The search for coffee involved an 8-block walk to get sufficient caffeine to have the energy to walk 8 blocks back.  Caribou coffee appeared to be more descriminatory than Starbucks or my more familiar kitchen coffee pot as none of carried sufficient Apple products to sit inside.  I could have walked back to my car to grab my iPod and iPhone thinking that’d be effectively a MacBook Air but decided against it.

We had dinner at a restaurant that found a way to hid an entire tossed salad into the hamburger.  The ribs blew and I left a measly 28% tip.  Tard and I returned to Pants’ appartment where Tard fell asleep.  I learned a vital lesson: Pants can hold his liquor like a f*ing champ.  Peter and Audrey make their own soda to avoid the 10% Chicago “pop tax” and over the evening he downed two 1-liter bottles of grapefruit soda.  Except instead of using water as his base he used vodka.  The only indication that there was a trace of blood in his alcohol level was when I challenged his sobriety and he said “my sleech doesn’t splur”.   I met Ivan, his 16 lb cat who sports a crappy Russian accent in which he largely says “I am sooo fat”.  I really wish I had a recording.

Gregg and Marcus came over to build decks for Friday Night Magic when I was talking with some people over Mumble, the voice chat utility Team Interrobang uses when they heard one of the female team members talking.

Gregg: Is that a girl?
Me: Yes.  Team Interrobang is slightly above a total sausagefest, possibly at the simply awkward level of female participation.
Gregg: Wow, does she shoot people?

▶ Goal 1
Edit the entries from the line containing "- hero-section: Get" through the line containing "- feature-card-seamless-integration: Seamless", replacing "feature-description" with "feature-text" and keeping everything else the same. Return only those lines.

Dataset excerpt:
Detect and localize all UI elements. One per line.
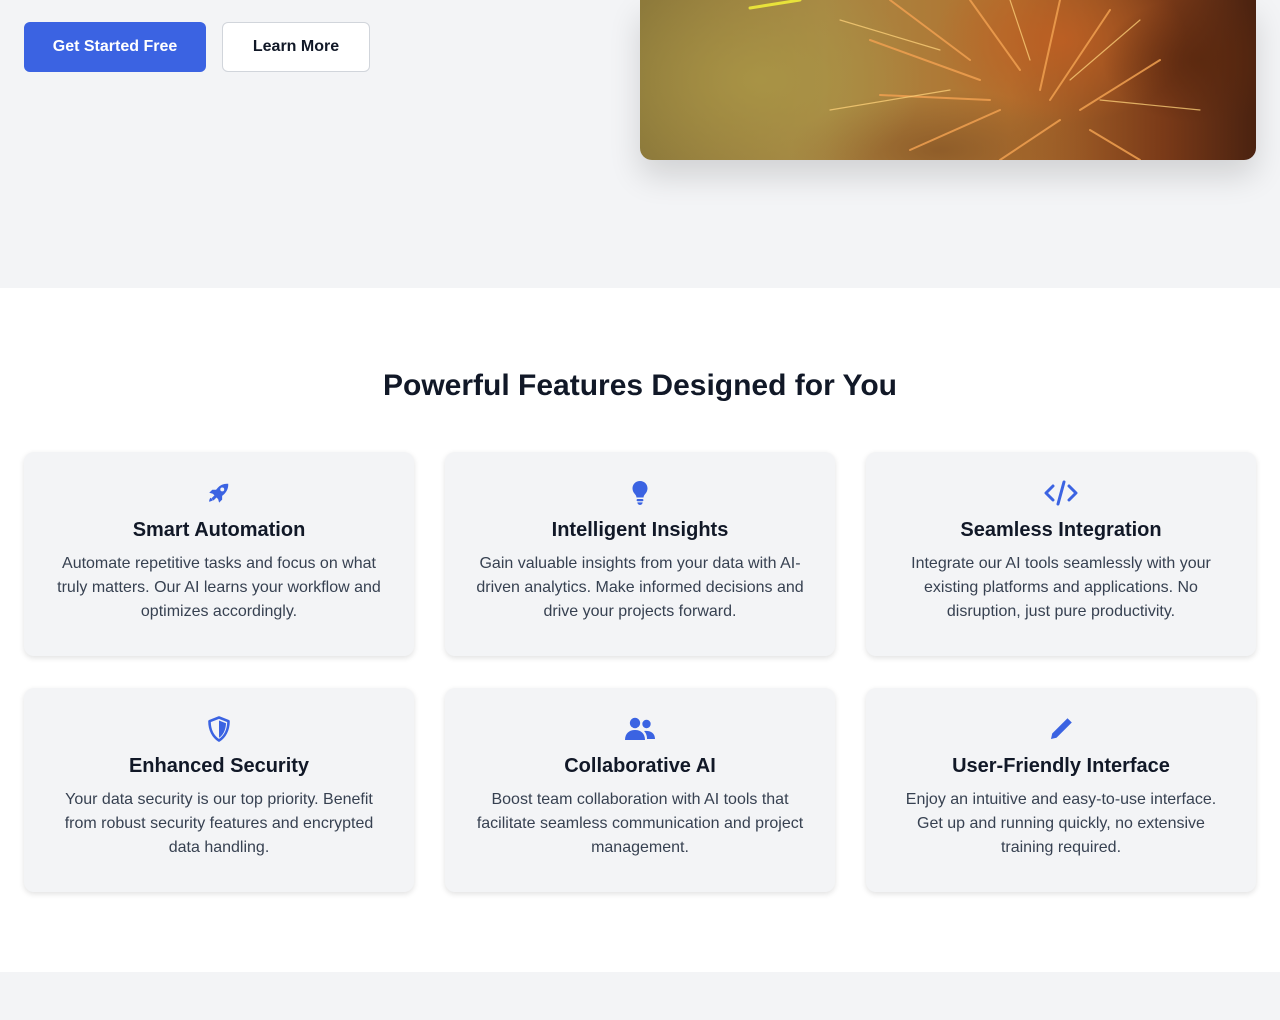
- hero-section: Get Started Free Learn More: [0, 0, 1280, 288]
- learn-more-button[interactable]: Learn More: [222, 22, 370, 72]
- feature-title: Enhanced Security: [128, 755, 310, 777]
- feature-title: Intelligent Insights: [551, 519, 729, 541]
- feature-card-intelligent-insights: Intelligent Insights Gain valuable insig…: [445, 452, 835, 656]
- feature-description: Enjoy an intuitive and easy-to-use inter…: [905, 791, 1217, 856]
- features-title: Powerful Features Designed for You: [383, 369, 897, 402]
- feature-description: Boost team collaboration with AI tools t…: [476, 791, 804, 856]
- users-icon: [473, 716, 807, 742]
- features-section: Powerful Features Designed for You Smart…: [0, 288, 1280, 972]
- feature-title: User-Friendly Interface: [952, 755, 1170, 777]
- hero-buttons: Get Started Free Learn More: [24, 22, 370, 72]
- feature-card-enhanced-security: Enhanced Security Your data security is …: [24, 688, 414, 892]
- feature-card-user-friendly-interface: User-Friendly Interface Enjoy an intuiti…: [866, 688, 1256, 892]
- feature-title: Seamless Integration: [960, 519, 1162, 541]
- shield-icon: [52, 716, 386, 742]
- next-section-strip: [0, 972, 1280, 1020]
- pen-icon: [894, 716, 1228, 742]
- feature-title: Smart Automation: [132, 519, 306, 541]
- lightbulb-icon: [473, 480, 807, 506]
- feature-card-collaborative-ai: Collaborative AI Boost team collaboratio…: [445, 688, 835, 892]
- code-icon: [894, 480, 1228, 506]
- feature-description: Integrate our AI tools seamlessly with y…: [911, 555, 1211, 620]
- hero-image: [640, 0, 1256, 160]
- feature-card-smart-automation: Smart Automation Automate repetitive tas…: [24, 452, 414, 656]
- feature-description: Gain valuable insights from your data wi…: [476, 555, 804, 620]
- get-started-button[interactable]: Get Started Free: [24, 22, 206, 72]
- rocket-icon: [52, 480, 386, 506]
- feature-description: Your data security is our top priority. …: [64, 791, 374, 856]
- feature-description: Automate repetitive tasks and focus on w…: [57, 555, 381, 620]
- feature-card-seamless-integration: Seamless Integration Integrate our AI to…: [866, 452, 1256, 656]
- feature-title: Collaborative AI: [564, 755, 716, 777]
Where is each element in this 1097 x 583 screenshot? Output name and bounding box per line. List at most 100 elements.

▶ Goal 2
List every Apple product named in the blog excerpt.

▶ Complete output 1
- hero-section: Get Started Free Learn More: [0, 0, 1280, 288]
- learn-more-button[interactable]: Learn More: [222, 22, 370, 72]
- feature-title: Enhanced Security: [128, 755, 310, 777]
- feature-title: Intelligent Insights: [551, 519, 729, 541]
- feature-card-intelligent-insights: Intelligent Insights Gain valuable insig…: [445, 452, 835, 656]
- feature-text: Enjoy an intuitive and easy-to-use inter…: [905, 791, 1217, 856]
- features-title: Powerful Features Designed for You: [383, 369, 897, 402]
- feature-text: Boost team collaboration with AI tools t…: [476, 791, 804, 856]
- users-icon: [473, 716, 807, 742]
- features-section: Powerful Features Designed for You Smart…: [0, 288, 1280, 972]
- feature-title: User-Friendly Interface: [952, 755, 1170, 777]
- hero-buttons: Get Started Free Learn More: [24, 22, 370, 72]
- feature-card-enhanced-security: Enhanced Security Your data security is …: [24, 688, 414, 892]
- feature-card-user-friendly-interface: User-Friendly Interface Enjoy an intuiti…: [866, 688, 1256, 892]
- feature-title: Seamless Integration: [960, 519, 1162, 541]
- shield-icon: [52, 716, 386, 742]
- next-section-strip: [0, 972, 1280, 1020]
- pen-icon: [894, 716, 1228, 742]
- feature-title: Smart Automation: [132, 519, 306, 541]
- lightbulb-icon: [473, 480, 807, 506]
- feature-card-collaborative-ai: Collaborative AI Boost team collaboratio…: [445, 688, 835, 892]
- code-icon: [894, 480, 1228, 506]
- feature-text: Integrate our AI tools seamlessly with y…: [911, 555, 1211, 620]
- hero-image: [640, 0, 1256, 160]
- feature-card-smart-automation: Smart Automation Automate repetitive tas…: [24, 452, 414, 656]
- feature-text: Gain valuable insights from your data wi…: [476, 555, 804, 620]
- get-started-button[interactable]: Get Started Free: [24, 22, 206, 72]
- rocket-icon: [52, 480, 386, 506]
- feature-text: Your data security is our top priority. …: [64, 791, 374, 856]
- feature-text: Automate repetitive tasks and focus on w…: [57, 555, 381, 620]
- feature-card-seamless-integration: Seamless Integration Integrate our AI to…: [866, 452, 1256, 656]

▶ Complete output 2
iPod, iPhone, MacBook Air